**Task instructions**:
Copy every record below, exactly as written.

>> BEGIN Provided records

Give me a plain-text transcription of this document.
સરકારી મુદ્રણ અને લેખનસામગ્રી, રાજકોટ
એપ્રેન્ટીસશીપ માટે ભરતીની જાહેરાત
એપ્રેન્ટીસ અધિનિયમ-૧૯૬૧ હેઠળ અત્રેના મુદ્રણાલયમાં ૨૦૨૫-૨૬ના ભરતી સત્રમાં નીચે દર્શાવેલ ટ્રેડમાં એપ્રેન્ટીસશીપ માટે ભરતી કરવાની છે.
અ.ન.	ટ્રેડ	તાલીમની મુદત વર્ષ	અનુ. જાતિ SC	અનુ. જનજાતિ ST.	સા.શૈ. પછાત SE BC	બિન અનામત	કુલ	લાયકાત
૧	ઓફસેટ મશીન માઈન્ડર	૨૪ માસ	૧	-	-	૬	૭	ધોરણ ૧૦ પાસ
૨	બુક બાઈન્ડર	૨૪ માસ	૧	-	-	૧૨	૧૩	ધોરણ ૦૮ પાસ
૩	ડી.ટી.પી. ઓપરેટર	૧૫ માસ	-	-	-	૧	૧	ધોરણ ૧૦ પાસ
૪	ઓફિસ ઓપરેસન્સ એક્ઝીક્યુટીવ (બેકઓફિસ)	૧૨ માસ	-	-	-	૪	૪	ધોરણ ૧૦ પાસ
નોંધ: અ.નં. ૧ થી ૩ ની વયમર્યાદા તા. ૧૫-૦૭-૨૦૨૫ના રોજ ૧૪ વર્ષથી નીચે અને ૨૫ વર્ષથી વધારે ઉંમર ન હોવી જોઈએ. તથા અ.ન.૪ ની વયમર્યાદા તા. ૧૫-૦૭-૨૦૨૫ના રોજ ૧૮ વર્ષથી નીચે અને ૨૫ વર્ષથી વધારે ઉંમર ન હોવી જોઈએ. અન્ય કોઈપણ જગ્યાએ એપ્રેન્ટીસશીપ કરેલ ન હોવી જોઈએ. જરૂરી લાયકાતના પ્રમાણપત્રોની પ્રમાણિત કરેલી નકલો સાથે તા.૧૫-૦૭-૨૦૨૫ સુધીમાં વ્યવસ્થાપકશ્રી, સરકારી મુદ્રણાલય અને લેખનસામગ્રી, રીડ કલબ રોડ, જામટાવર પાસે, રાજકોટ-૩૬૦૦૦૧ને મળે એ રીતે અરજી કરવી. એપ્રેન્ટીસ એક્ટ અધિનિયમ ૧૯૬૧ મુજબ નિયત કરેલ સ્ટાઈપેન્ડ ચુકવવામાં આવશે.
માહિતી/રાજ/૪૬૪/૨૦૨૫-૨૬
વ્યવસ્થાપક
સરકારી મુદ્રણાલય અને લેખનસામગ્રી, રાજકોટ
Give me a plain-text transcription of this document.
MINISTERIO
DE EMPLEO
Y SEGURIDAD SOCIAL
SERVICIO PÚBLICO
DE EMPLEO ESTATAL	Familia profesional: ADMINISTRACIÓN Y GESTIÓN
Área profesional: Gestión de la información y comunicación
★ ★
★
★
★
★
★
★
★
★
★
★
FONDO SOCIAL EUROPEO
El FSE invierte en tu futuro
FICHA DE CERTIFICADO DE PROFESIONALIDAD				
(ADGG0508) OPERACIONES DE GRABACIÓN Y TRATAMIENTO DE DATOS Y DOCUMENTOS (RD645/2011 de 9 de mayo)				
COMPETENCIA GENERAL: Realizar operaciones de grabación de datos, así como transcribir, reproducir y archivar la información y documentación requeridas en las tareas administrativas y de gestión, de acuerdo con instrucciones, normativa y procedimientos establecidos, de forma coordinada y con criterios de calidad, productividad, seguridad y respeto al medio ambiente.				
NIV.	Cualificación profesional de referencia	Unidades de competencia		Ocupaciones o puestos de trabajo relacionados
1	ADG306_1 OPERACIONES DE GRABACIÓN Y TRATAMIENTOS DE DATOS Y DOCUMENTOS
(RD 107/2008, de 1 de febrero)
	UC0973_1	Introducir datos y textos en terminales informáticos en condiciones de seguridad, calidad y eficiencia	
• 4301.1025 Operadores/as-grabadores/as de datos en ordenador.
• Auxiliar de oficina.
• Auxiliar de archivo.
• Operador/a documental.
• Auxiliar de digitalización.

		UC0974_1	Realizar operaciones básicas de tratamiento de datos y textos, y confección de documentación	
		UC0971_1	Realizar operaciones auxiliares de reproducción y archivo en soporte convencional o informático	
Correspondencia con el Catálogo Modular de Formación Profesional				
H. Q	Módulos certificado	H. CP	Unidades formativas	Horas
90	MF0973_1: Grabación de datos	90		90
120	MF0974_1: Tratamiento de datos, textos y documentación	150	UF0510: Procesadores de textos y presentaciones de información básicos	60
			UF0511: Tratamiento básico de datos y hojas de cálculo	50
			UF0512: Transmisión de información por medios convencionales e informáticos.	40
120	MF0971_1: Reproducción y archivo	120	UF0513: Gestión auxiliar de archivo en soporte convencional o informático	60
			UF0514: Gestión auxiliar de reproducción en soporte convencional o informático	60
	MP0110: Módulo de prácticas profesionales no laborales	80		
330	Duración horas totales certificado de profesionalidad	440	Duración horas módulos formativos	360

>> END Provided records

**Final result**:
Give me a plain-text transcription of this document.
સરકારી મુદ્રણ અને લેખનસામગ્રી, રાજકોટ
એપ્રેન્ટીસશીપ માટે ભરતીની જાહેરાત
એપ્રેન્ટીસ અધિનિયમ-૧૯૬૧ હેઠળ અત્રેના મુદ્રણાલયમાં ૨૦૨૫-૨૬ના ભરતી સત્રમાં નીચે દર્શાવેલ ટ્રેડમાં એપ્રેન્ટીસશીપ માટે ભરતી કરવાની છે.
અ.ન.	ટ્રેડ	તાલીમની મુદત વર્ષ	અનુ. જાતિ SC	અનુ. જનજાતિ ST.	સા.શૈ. પછાત SE BC	બિન અનામત	કુલ	લાયકાત
૧	ઓફસેટ મશીન માઈન્ડર	૨૪ માસ	૧	-	-	૬	૭	ધોરણ ૧૦ પાસ
૨	બુક બાઈન્ડર	૨૪ માસ	૧	-	-	૧૨	૧૩	ધોરણ ૦૮ પાસ
૩	ડી.ટી.પી. ઓપરેટર	૧૫ માસ	-	-	-	૧	૧	ધોરણ ૧૦ પાસ
૪	ઓફિસ ઓપરેસન્સ એક્ઝીક્યુટીવ (બેકઓફિસ)	૧૨ માસ	-	-	-	૪	૪	ધોરણ ૧૦ પાસ
નોંધ: અ.નં. ૧ થી ૩ ની વયમર્યાદા તા. ૧૫-૦૭-૨૦૨૫ના રોજ ૧૪ વર્ષથી નીચે અને ૨૫ વર્ષથી વધારે ઉંમર ન હોવી જોઈએ. તથા અ.ન.૪ ની વયમર્યાદા તા. ૧૫-૦૭-૨૦૨૫ના રોજ ૧૮ વર્ષથી નીચે અને ૨૫ વર્ષથી વધારે ઉંમર ન હોવી જોઈએ. અન્ય કોઈપણ જગ્યાએ એપ્રેન્ટીસશીપ કરેલ ન હોવી જોઈએ. જરૂરી લાયકાતના પ્રમાણપત્રોની પ્રમાણિત કરેલી નકલો સાથે તા.૧૫-૦૭-૨૦૨૫ સુધીમાં વ્યવસ્થાપકશ્રી, સરકારી મુદ્રણાલય અને લેખનસામગ્રી, રીડ કલબ રોડ, જામટાવર પાસે, રાજકોટ-૩૬૦૦૦૧ને મળે એ રીતે અરજી કરવી. એપ્રેન્ટીસ એક્ટ અધિનિયમ ૧૯૬૧ મુજબ નિયત કરેલ સ્ટાઈપેન્ડ ચુકવવામાં આવશે.
માહિતી/રાજ/૪૬૪/૨૦૨૫-૨૬
વ્યવસ્થાપક
સરકારી મુદ્રણાલય અને લેખનસામગ્રી, રાજકોટ
Give me a plain-text transcription of this document.
MINISTERIO
DE EMPLEO
Y SEGURIDAD SOCIAL
SERVICIO PÚBLICO
DE EMPLEO ESTATAL	Familia profesional: ADMINISTRACIÓN Y GESTIÓN
Área profesional: Gestión de la información y comunicación
★ ★
★
★
★
★
★
★
★
★
★
★
FONDO SOCIAL EUROPEO
El FSE invierte en tu futuro
FICHA DE CERTIFICADO DE PROFESIONALIDAD				
(ADGG0508) OPERACIONES DE GRABACIÓN Y TRATAMIENTO DE DATOS Y DOCUMENTOS (RD645/2011 de 9 de mayo)				
COMPETENCIA GENERAL: Realizar operaciones de grabación de datos, así como transcribir, reproducir y archivar la información y documentación requeridas en las tareas administrativas y de gestión, de acuerdo con instrucciones, normativa y procedimientos establecidos, de forma coordinada y con criterios de calidad, productividad, seguridad y respeto al medio ambiente.				
NIV.	Cualificación profesional de referencia	Unidades de competencia		Ocupaciones o puestos de trabajo relacionados
1	ADG306_1 OPERACIONES DE GRABACIÓN Y TRATAMIENTOS DE DATOS Y DOCUMENTOS
(RD 107/2008, de 1 de febrero)
	UC0973_1	Introducir datos y textos en terminales informáticos en condiciones de seguridad, calidad y eficiencia	
• 4301.1025 Operadores/as-grabadores/as de datos en ordenador.
• Auxiliar de oficina.
• Auxiliar de archivo.
• Operador/a documental.
• Auxiliar de digitalización.

		UC0974_1	Realizar operaciones básicas de tratamiento de datos y textos, y confección de documentación	
		UC0971_1	Realizar operaciones auxiliares de reproducción y archivo en soporte convencional o informático	
Correspondencia con el Catálogo Modular de Formación Profesional				
H. Q	Módulos certificado	H. CP	Unidades formativas	Horas
90	MF0973_1: Grabación de datos	90		90
120	MF0974_1: Tratamiento de datos, textos y documentación	150	UF0510: Procesadores de textos y presentaciones de información básicos	60
			UF0511: Tratamiento básico de datos y hojas de cálculo	50
			UF0512: Transmisión de información por medios convencionales e informáticos.	40
120	MF0971_1: Reproducción y archivo	120	UF0513: Gestión auxiliar de archivo en soporte convencional o informático	60
			UF0514: Gestión auxiliar de reproducción en soporte convencional o informático	60
	MP0110: Módulo de prácticas profesionales no laborales	80		
330	Duración horas totales certificado de profesionalidad	440	Duración horas módulos formativos	360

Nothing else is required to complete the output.